- Supplied material:

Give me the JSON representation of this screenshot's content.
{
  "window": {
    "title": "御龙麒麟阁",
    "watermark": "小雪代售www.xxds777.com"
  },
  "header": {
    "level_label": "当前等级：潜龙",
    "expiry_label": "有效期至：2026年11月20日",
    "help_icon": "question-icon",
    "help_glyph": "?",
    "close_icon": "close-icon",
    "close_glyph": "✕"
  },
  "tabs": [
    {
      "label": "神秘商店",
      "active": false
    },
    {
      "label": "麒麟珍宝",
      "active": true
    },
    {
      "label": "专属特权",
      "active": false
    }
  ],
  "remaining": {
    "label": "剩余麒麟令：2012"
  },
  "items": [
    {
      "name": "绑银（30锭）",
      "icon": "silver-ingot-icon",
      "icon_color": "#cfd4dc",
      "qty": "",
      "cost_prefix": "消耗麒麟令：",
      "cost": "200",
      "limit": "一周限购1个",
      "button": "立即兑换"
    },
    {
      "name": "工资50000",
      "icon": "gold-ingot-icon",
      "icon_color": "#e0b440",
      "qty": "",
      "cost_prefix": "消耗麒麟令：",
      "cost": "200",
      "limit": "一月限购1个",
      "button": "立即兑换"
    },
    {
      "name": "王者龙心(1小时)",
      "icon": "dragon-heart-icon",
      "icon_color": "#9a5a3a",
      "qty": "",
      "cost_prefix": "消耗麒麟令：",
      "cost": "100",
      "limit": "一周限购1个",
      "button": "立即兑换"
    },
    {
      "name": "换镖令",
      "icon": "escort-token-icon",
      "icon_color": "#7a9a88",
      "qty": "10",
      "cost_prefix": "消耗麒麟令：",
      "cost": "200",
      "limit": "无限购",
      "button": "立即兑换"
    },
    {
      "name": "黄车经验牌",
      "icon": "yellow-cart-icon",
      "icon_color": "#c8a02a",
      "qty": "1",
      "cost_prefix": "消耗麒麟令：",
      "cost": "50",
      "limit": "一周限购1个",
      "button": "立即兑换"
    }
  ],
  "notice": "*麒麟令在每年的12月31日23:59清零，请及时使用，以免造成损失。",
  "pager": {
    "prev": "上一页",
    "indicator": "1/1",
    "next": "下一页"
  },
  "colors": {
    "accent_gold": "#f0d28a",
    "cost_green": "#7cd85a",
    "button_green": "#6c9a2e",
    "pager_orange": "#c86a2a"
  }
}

- The request: Please repeat the listing above in full and exactly.

- Full solution:
Give me the JSON representation of this screenshot's content.
{
  "window": {
    "title": "御龙麒麟阁",
    "watermark": "小雪代售www.xxds777.com"
  },
  "header": {
    "level_label": "当前等级：潜龙",
    "expiry_label": "有效期至：2026年11月20日",
    "help_icon": "question-icon",
    "help_glyph": "?",
    "close_icon": "close-icon",
    "close_glyph": "✕"
  },
  "tabs": [
    {
      "label": "神秘商店",
      "active": false
    },
    {
      "label": "麒麟珍宝",
      "active": true
    },
    {
      "label": "专属特权",
      "active": false
    }
  ],
  "remaining": {
    "label": "剩余麒麟令：2012"
  },
  "items": [
    {
      "name": "绑银（30锭）",
      "icon": "silver-ingot-icon",
      "icon_color": "#cfd4dc",
      "qty": "",
      "cost_prefix": "消耗麒麟令：",
      "cost": "200",
      "limit": "一周限购1个",
      "button": "立即兑换"
    },
    {
      "name": "工资50000",
      "icon": "gold-ingot-icon",
      "icon_color": "#e0b440",
      "qty": "",
      "cost_prefix": "消耗麒麟令：",
      "cost": "200",
      "limit": "一月限购1个",
      "button": "立即兑换"
    },
    {
      "name": "王者龙心(1小时)",
      "icon": "dragon-heart-icon",
      "icon_color": "#9a5a3a",
      "qty": "",
      "cost_prefix": "消耗麒麟令：",
      "cost": "100",
      "limit": "一周限购1个",
      "button": "立即兑换"
    },
    {
      "name": "换镖令",
      "icon": "escort-token-icon",
      "icon_color": "#7a9a88",
      "qty": "10",
      "cost_prefix": "消耗麒麟令：",
      "cost": "200",
      "limit": "无限购",
      "button": "立即兑换"
    },
    {
      "name": "黄车经验牌",
      "icon": "yellow-cart-icon",
      "icon_color": "#c8a02a",
      "qty": "1",
      "cost_prefix": "消耗麒麟令：",
      "cost": "50",
      "limit": "一周限购1个",
      "button": "立即兑换"
    }
  ],
  "notice": "*麒麟令在每年的12月31日23:59清零，请及时使用，以免造成损失。",
  "pager": {
    "prev": "上一页",
    "indicator": "1/1",
    "next": "下一页"
  },
  "colors": {
    "accent_gold": "#f0d28a",
    "cost_green": "#7cd85a",
    "button_green": "#6c9a2e",
    "pager_orange": "#c86a2a"
  }
}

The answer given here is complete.